SHORT EXERCISE: Take from the listing each line that has the string "OCRn".

[Entries taken from a collection]
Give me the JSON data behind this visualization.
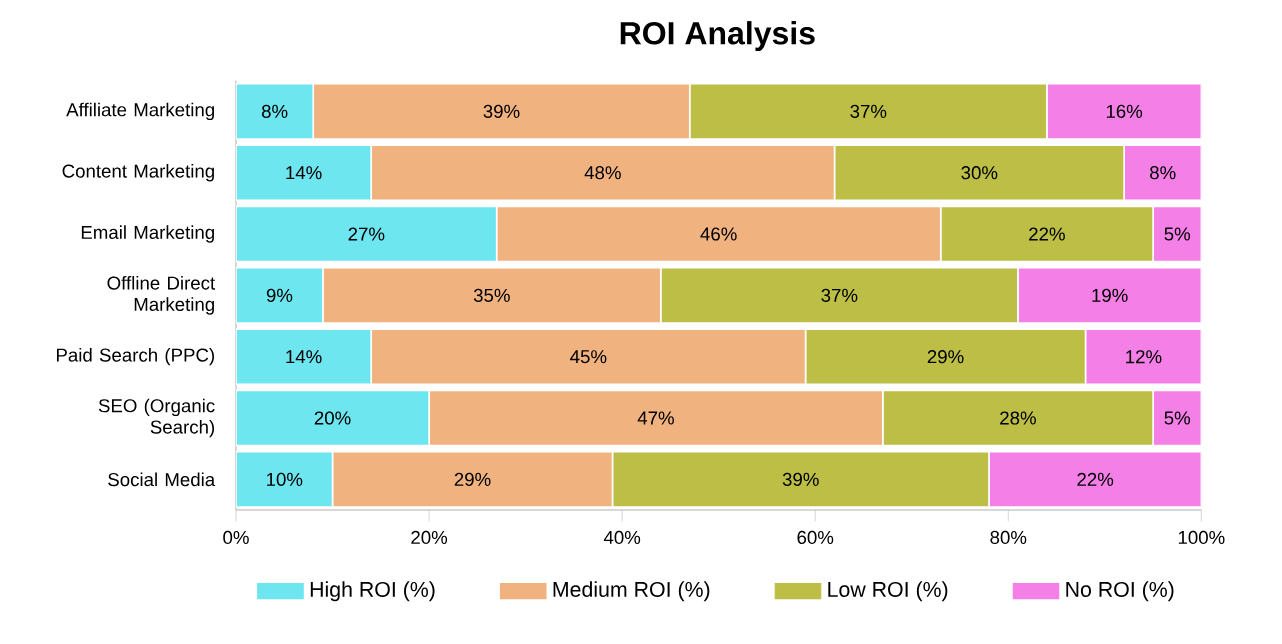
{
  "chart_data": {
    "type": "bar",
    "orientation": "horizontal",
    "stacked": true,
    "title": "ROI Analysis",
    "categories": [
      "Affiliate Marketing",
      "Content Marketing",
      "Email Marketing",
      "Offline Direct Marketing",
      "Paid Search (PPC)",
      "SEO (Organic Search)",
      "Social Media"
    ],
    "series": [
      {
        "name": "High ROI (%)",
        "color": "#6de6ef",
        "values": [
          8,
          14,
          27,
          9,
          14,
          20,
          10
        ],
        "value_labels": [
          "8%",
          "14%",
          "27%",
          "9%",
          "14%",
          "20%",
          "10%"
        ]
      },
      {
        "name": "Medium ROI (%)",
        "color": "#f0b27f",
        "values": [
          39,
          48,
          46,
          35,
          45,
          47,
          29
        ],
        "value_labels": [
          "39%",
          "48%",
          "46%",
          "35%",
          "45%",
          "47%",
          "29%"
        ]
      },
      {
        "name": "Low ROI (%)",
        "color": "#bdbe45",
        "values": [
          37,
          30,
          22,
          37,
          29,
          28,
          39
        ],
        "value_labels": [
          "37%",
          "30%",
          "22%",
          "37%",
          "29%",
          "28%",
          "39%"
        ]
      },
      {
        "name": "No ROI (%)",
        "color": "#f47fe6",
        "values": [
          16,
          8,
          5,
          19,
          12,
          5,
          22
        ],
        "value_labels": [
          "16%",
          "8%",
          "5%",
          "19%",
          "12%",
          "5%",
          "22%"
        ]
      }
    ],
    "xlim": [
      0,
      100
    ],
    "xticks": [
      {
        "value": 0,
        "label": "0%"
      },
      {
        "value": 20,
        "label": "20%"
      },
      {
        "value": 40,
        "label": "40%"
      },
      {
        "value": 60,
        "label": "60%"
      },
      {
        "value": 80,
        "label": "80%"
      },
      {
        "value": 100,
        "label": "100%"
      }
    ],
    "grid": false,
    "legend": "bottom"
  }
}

...

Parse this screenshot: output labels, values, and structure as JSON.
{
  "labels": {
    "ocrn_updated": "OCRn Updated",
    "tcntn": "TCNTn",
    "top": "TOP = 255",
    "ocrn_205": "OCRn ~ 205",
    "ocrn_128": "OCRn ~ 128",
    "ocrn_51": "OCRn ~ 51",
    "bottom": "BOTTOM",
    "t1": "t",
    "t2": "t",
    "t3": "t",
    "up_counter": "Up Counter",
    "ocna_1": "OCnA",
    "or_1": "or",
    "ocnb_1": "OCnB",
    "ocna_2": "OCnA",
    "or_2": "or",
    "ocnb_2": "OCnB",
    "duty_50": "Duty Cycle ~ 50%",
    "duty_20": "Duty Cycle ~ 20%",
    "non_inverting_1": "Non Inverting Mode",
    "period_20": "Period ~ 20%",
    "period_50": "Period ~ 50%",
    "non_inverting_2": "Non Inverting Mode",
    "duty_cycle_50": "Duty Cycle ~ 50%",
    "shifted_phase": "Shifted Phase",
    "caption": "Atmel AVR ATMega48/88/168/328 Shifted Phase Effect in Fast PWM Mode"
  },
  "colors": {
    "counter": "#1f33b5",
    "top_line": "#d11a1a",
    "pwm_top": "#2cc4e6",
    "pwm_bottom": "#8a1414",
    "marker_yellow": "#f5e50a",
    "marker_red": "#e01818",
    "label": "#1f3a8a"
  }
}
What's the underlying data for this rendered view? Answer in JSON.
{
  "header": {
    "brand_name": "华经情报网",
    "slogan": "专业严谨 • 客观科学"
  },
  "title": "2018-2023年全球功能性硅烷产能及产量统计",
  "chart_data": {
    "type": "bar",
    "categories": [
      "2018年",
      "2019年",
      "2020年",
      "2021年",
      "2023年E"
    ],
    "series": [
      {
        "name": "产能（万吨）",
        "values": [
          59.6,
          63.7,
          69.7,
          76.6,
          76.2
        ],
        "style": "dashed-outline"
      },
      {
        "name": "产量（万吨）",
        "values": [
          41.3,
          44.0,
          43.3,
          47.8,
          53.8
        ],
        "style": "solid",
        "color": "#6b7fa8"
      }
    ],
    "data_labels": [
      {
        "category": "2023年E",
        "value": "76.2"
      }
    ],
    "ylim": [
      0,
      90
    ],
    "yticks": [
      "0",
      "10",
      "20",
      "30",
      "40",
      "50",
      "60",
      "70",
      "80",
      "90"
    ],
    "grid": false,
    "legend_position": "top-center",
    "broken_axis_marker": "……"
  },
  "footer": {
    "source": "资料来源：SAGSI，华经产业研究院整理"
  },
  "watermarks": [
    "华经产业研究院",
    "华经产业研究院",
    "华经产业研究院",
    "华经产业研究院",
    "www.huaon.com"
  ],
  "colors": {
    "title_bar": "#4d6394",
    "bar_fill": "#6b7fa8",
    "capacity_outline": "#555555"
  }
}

OUTPUT BELOW:
    "ocrn_updated": "OCRn Updated",
    "ocrn_205": "OCRn ~ 205",
    "ocrn_128": "OCRn ~ 128",
    "ocrn_51": "OCRn ~ 51",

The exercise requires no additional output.